◆ What needs to be done:
From the listing below, pick out each line with the word "binary".
— start of Data for processing —
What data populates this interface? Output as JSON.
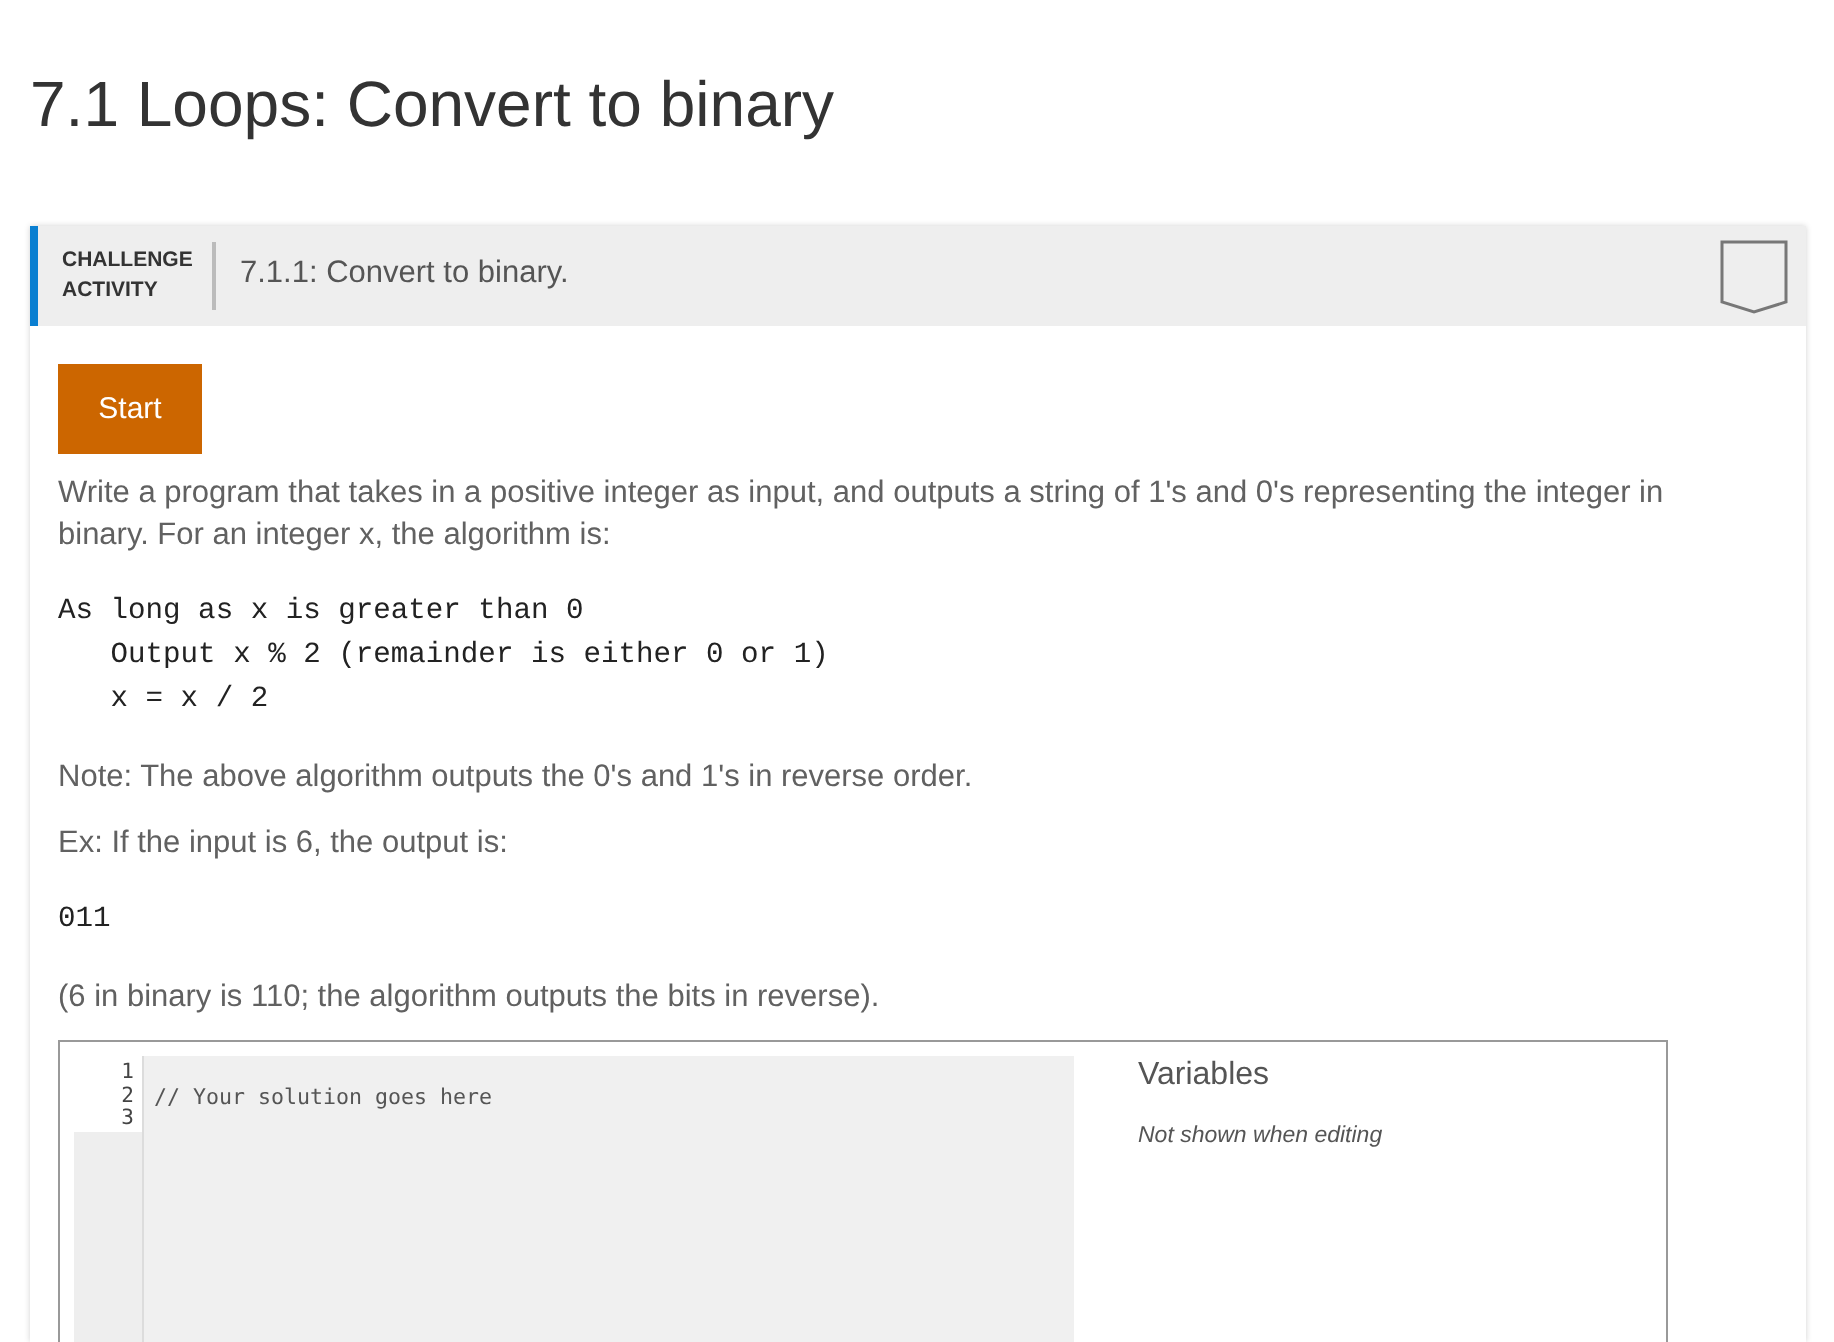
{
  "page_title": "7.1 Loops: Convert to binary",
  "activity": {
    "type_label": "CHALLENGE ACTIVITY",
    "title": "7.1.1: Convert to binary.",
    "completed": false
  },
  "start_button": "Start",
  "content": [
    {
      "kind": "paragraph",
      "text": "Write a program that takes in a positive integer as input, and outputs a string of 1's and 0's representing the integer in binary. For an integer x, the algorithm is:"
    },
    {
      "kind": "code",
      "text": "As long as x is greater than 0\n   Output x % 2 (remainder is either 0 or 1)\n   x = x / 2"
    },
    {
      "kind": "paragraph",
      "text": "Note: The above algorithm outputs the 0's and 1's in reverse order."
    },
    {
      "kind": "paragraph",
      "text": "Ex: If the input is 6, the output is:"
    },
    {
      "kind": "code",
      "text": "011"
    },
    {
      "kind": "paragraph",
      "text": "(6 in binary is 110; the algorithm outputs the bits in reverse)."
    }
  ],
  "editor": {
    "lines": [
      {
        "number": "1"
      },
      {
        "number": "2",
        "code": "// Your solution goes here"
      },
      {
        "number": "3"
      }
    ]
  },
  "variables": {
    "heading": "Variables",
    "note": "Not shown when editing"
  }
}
— end of Data for processing —
◆ Result of the exercise:
  "page_title": "7.1 Loops: Convert to binary",
    "title": "7.1.1: Convert to binary.",
      "text": "Write a program that takes in a positive integer as input, and outputs a string of 1's and 0's representing the integer in binary. For an integer x, the algorithm is:"
      "text": "(6 in binary is 110; the algorithm outputs the bits in reverse)."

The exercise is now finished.